>> BEGIN Source records

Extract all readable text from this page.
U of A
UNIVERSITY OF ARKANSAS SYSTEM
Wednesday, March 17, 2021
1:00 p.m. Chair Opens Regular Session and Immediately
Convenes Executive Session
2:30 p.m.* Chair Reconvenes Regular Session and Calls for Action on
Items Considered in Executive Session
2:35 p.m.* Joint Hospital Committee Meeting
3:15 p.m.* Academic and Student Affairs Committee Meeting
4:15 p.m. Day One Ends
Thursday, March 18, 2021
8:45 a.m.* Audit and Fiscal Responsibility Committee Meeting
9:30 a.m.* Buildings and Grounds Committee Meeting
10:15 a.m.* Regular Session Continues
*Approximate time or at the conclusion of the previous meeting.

>> END Source records

__What is asked__
Output all of the data above without any alteration.

__Exercise response__
Extract all readable text from this page.
U of A
UNIVERSITY OF ARKANSAS SYSTEM
Wednesday, March 17, 2021
1:00 p.m. Chair Opens Regular Session and Immediately
Convenes Executive Session
2:30 p.m.* Chair Reconvenes Regular Session and Calls for Action on
Items Considered in Executive Session
2:35 p.m.* Joint Hospital Committee Meeting
3:15 p.m.* Academic and Student Affairs Committee Meeting
4:15 p.m. Day One Ends
Thursday, March 18, 2021
8:45 a.m.* Audit and Fiscal Responsibility Committee Meeting
9:30 a.m.* Buildings and Grounds Committee Meeting
10:15 a.m.* Regular Session Continues
*Approximate time or at the conclusion of the previous meeting.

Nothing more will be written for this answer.